▶ Dataset entries:
★ ★ ★ ★ ★

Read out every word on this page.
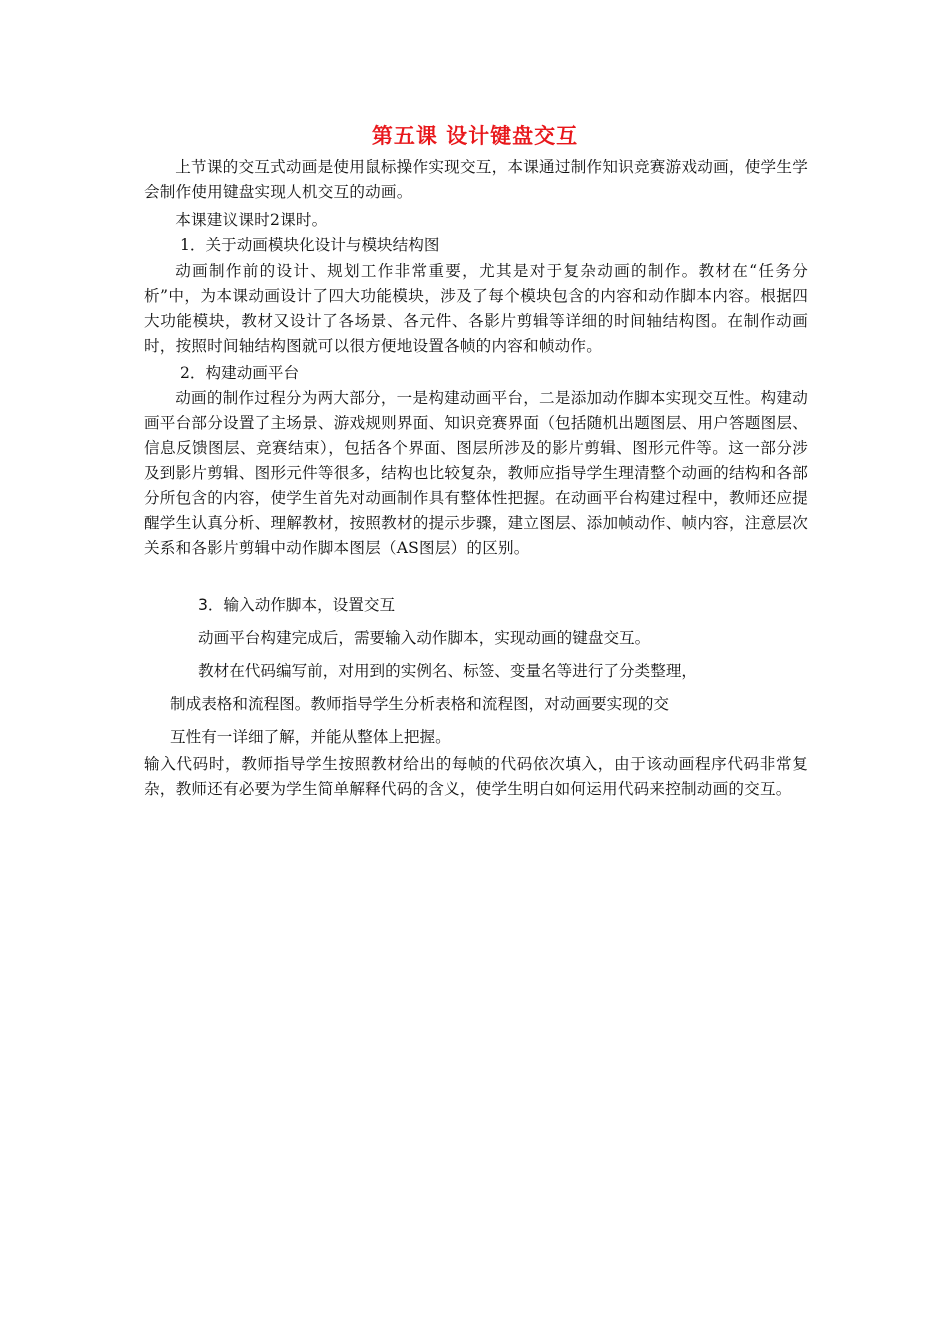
第五课 设计键盘交互

上节课的交互式动画是使用鼠标操作实现交互，本课通过制作知识竞赛游戏动画，使学生学会制作使用键盘实现人机交互的动画。

本课建议课时2课时。

1．关于动画模块化设计与模块结构图

动画制作前的设计、规划工作非常重要，尤其是对于复杂动画的制作。教材在“任务分析”中，为本课动画设计了四大功能模块，涉及了每个模块包含的内容和动作脚本内容。根据四大功能模块，教材又设计了各场景、各元件、各影片剪辑等详细的时间轴结构图。在制作动画时，按照时间轴结构图就可以很方便地设置各帧的内容和帧动作。

2．构建动画平台

动画的制作过程分为两大部分，一是构建动画平台，二是添加动作脚本实现交互性。构建动画平台部分设置了主场景、游戏规则界面、知识竞赛界面（包括随机出题图层、用户答题图层、信息反馈图层、竞赛结束），包括各个界面、图层所涉及的影片剪辑、图形元件等。这一部分涉及到影片剪辑、图形元件等很多，结构也比较复杂，教师应指导学生理清整个动画的结构和各部分所包含的内容，使学生首先对动画制作具有整体性把握。在动画平台构建过程中，教师还应提醒学生认真分析、理解教材，按照教材的提示步骤，建立图层、添加帧动作、帧内容，注意层次关系和各影片剪辑中动作脚本图层（AS图层）的区别。

3．输入动作脚本，设置交互
动画平台构建完成后，需要输入动作脚本，实现动画的键盘交互。
教材在代码编写前，对用到的实例名、标签、变量名等进行了分类整理，
制成表格和流程图。教师指导学生分析表格和流程图，对动画要实现的交
互性有一详细了解，并能从整体上把握。

输入代码时，教师指导学生按照教材给出的每帧的代码依次填入，由于该动画程序代码非常复杂，教师还有必要为学生简单解释代码的含义，使学生明白如何运用代码来控制动画的交互。
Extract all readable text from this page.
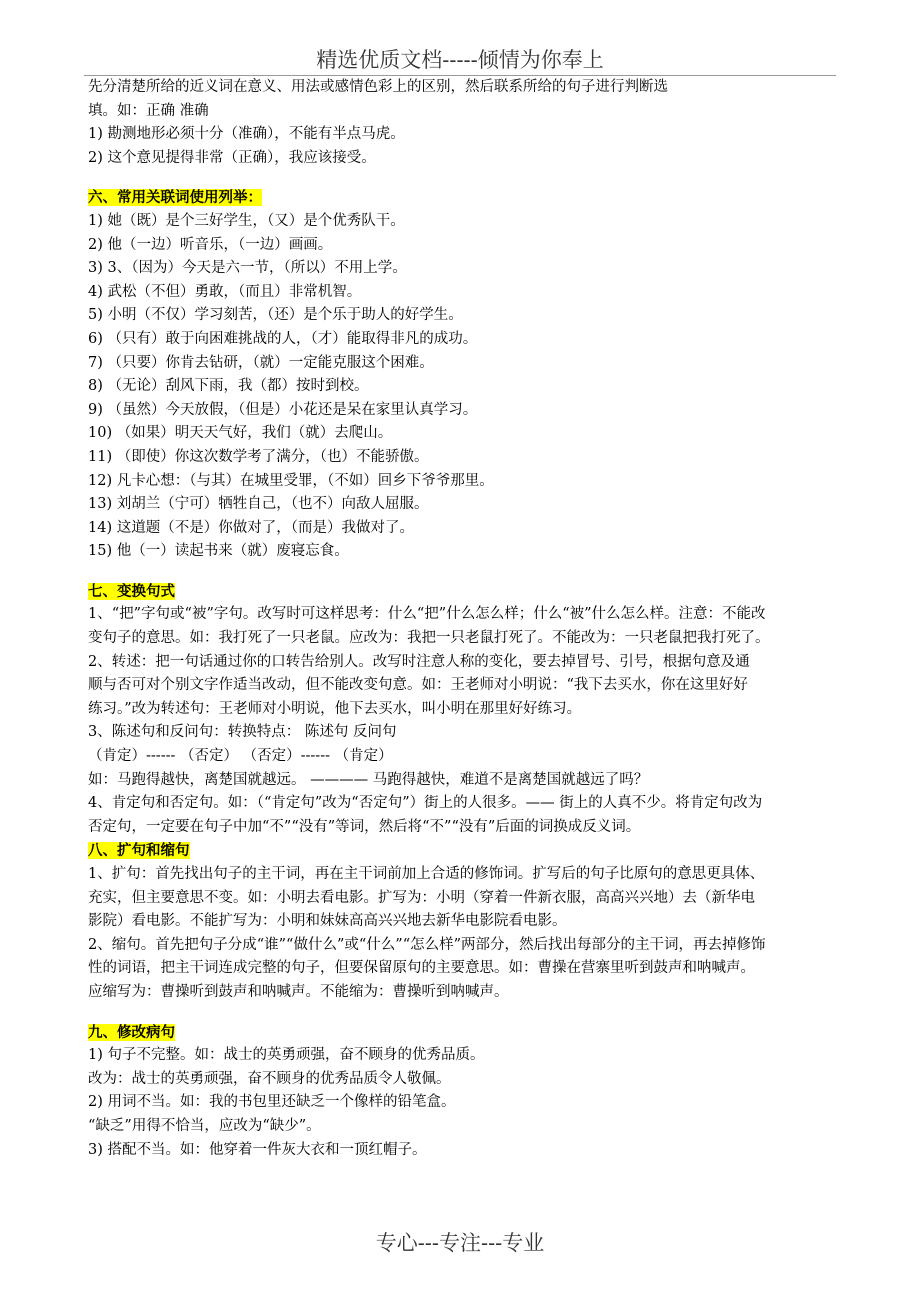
精选优质文档-----倾情为你奉上
先分清楚所给的近义词在意义、用法或感情色彩上的区别，然后联系所给的句子进行判断选
填。如：正确 准确
1) 勘测地形必须十分（准确），不能有半点马虎。
2) 这个意见提得非常（正确），我应该接受。
六、常用关联词使用列举：
1) 她（既）是个三好学生，（又）是个优秀队干。
2) 他（一边）听音乐，（一边）画画。
3) 3、（因为）今天是六一节，（所以）不用上学。
4) 武松（不但）勇敢，（而且）非常机智。
5) 小明（不仅）学习刻苦，（还）是个乐于助人的好学生。
6) （只有）敢于向困难挑战的人，（才）能取得非凡的成功。
7) （只要）你肯去钻研，（就）一定能克服这个困难。
8) （无论）刮风下雨，我（都）按时到校。
9) （虽然）今天放假，（但是）小花还是呆在家里认真学习。
10) （如果）明天天气好，我们（就）去爬山。
11) （即使）你这次数学考了满分，（也）不能骄傲。
12) 凡卡心想：（与其）在城里受罪，（不如）回乡下爷爷那里。
13) 刘胡兰（宁可）牺牲自己，（也不）向敌人屈服。
14) 这道题（不是）你做对了，（而是）我做对了。
15) 他（一）读起书来（就）废寝忘食。
七、变换句式
1、“把”字句或“被”字句。改写时可这样思考：什么“把”什么怎么样；什么“被”什么怎么样。注意：不能改
变句子的意思。如：我打死了一只老鼠。应改为：我把一只老鼠打死了。不能改为：一只老鼠把我打死了。
2、转述：把一句话通过你的口转告给别人。改写时注意人称的变化，要去掉冒号、引号，根据句意及通
顺与否可对个别文字作适当改动，但不能改变句意。如：王老师对小明说：“我下去买水，你在这里好好
练习。”改为转述句：王老师对小明说，他下去买水，叫小明在那里好好练习。
3、陈述句和反问句：转换特点： 陈述句 反问句
（肯定）------ （否定） （否定）------ （肯定）
如：马跑得越快，离楚国就越远。 ———— 马跑得越快，难道不是离楚国就越远了吗？
4、肯定句和否定句。如：（“肯定句”改为“否定句”）街上的人很多。—— 街上的人真不少。将肯定句改为
否定句，一定要在句子中加“不”“没有”等词，然后将“不”“没有”后面的词换成反义词。
八、扩句和缩句
1、扩句：首先找出句子的主干词，再在主干词前加上合适的修饰词。扩写后的句子比原句的意思更具体、
充实，但主要意思不变。如：小明去看电影。扩写为：小明（穿着一件新衣服，高高兴兴地）去（新华电
影院）看电影。不能扩写为：小明和妹妹高高兴兴地去新华电影院看电影。
2、缩句。首先把句子分成“谁”“做什么”或“什么”“怎么样”两部分，然后找出每部分的主干词，再去掉修饰
性的词语，把主干词连成完整的句子，但要保留原句的主要意思。如：曹操在营寨里听到鼓声和呐喊声。
应缩写为：曹操听到鼓声和呐喊声。不能缩为：曹操听到呐喊声。
九、修改病句
1) 句子不完整。如：战士的英勇顽强，奋不顾身的优秀品质。
改为：战士的英勇顽强，奋不顾身的优秀品质令人敬佩。
2) 用词不当。如：我的书包里还缺乏一个像样的铅笔盒。
“缺乏”用得不恰当，应改为“缺少”。
3) 搭配不当。如：他穿着一件灰大衣和一顶红帽子。
专心---专注---专业
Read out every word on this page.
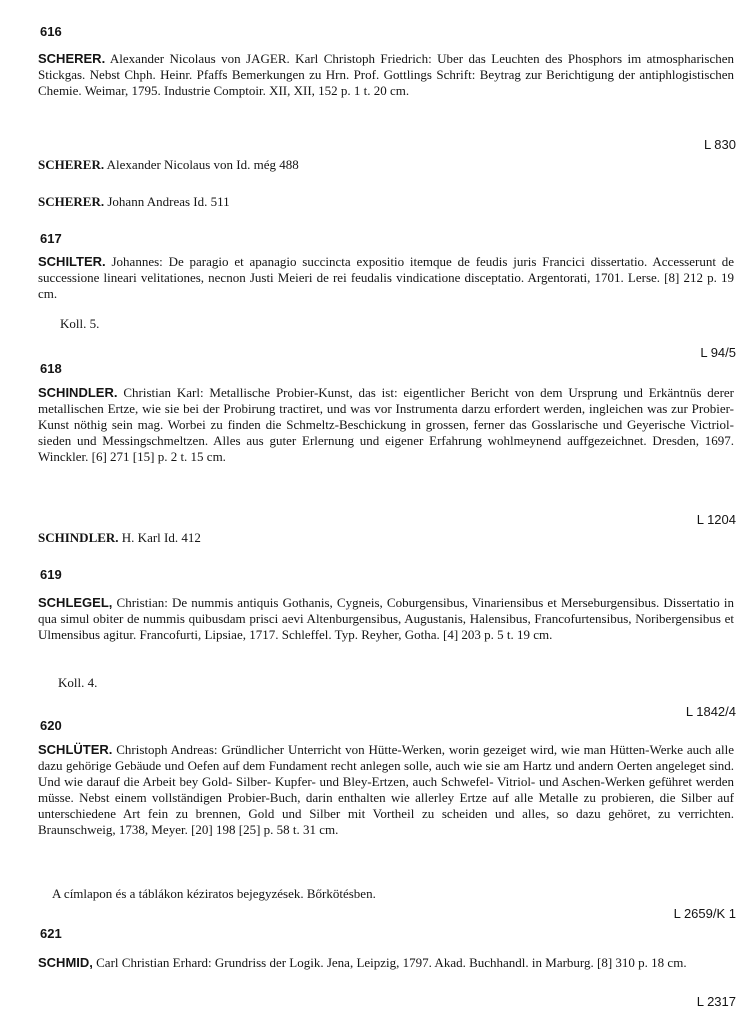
616

SCHERER. Alexander Nicolaus von JAGER. Karl Christoph Friedrich: Uber das Leuchten des Phosphors im atmospharischen Stickgas. Nebst Chph. Heinr. Pfaffs Bemerkungen zu Hrn. Prof. Gottlings Schrift: Beytrag zur Berichtigung der antiphlogistischen Chemie. Weimar, 1795. Industrie Comptoir. XII, XII, 152 p. 1 t. 20 cm.

L 830

SCHERER. Alexander Nicolaus von Id. még 488

SCHERER. Johann Andreas Id. 511

617

SCHILTER. Johannes: De paragio et apanagio succincta expositio itemque de feudis juris Francici dissertatio. Accesserunt de successione lineari velitationes, necnon Justi Meieri de rei feudalis vindicatione disceptatio. Argentorati, 1701. Lerse. [8] 212 p. 19 cm.

Koll. 5.

L 94/5

618

SCHINDLER. Christian Karl: Metallische Probier-Kunst, das ist: eigentlicher Bericht von dem Ursprung und Erkäntnüs derer metallischen Ertze, wie sie bei der Probirung tractiret, und was vor Instrumenta darzu erfordert werden, ingleichen was zur Probier-Kunst nöthig sein mag. Worbei zu finden die Schmeltz-Beschickung in grossen, ferner das Gosslarische und Geyerische Victriol-sieden und Messingschmeltzen. Alles aus guter Erlernung und eigener Erfahrung wohlmeynend auffgezeichnet. Dresden, 1697. Winckler. [6] 271 [15] p. 2 t. 15 cm.

L 1204

SCHINDLER. H. Karl Id. 412

619

SCHLEGEL, Christian: De nummis antiquis Gothanis, Cygneis, Coburgensibus, Vinariensibus et Merseburgensibus. Dissertatio in qua simul obiter de nummis quibusdam prisci aevi Altenburgensibus, Augustanis, Halensibus, Francofurtensibus, Noribergensibus et Ulmensibus agitur. Francofurti, Lipsiae, 1717. Schleffel. Typ. Reyher, Gotha. [4] 203 p. 5 t. 19 cm.

Koll. 4.

L 1842/4

620

SCHLÜTER. Christoph Andreas: Gründlicher Unterricht von Hütte-Werken, worin gezeiget wird, wie man Hütten-Werke auch alle dazu gehörige Gebäude und Oefen auf dem Fundament recht anlegen solle, auch wie sie am Hartz und andern Oerten angeleget sind. Und wie darauf die Arbeit bey Gold- Silber- Kupfer- und Bley-Ertzen, auch Schwefel- Vitriol- und Aschen-Werken geführet werden müsse. Nebst einem vollständigen Probier-Buch, darin enthalten wie allerley Ertze auf alle Metalle zu probieren, die Silber auf unterschiedene Art fein zu brennen, Gold und Silber mit Vortheil zu scheiden und alles, so dazu gehöret, zu verrichten. Braunschweig, 1738, Meyer. [20] 198 [25] p. 58 t. 31 cm.

A címlapon és a táblákon kéziratos bejegyzések. Bőrkötésben.

L 2659/K 1

621

SCHMID, Carl Christian Erhard: Grundriss der Logik. Jena, Leipzig, 1797. Akad. Buchhandl. in Marburg. [8] 310 p. 18 cm.

L 2317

★ ★ ★ ★ ★

▶ TASK BRIEF: Which lines above hold the word "SCHERER"? Copy each of them.

▶ SOLUTION:
SCHERER. Alexander Nicolaus von JAGER. Karl Christoph Friedrich: Uber das Leuchten des Phosphors im atmospharischen Stickgas. Nebst Chph. Heinr. Pfaffs Bemerkungen zu Hrn. Prof. Gottlings Schrift: Beytrag zur Berichtigung der antiphlogistischen Chemie. Weimar, 1795. Industrie Comptoir. XII, XII, 152 p. 1 t. 20 cm.
SCHERER. Alexander Nicolaus von Id. még 488
SCHERER. Johann Andreas Id. 511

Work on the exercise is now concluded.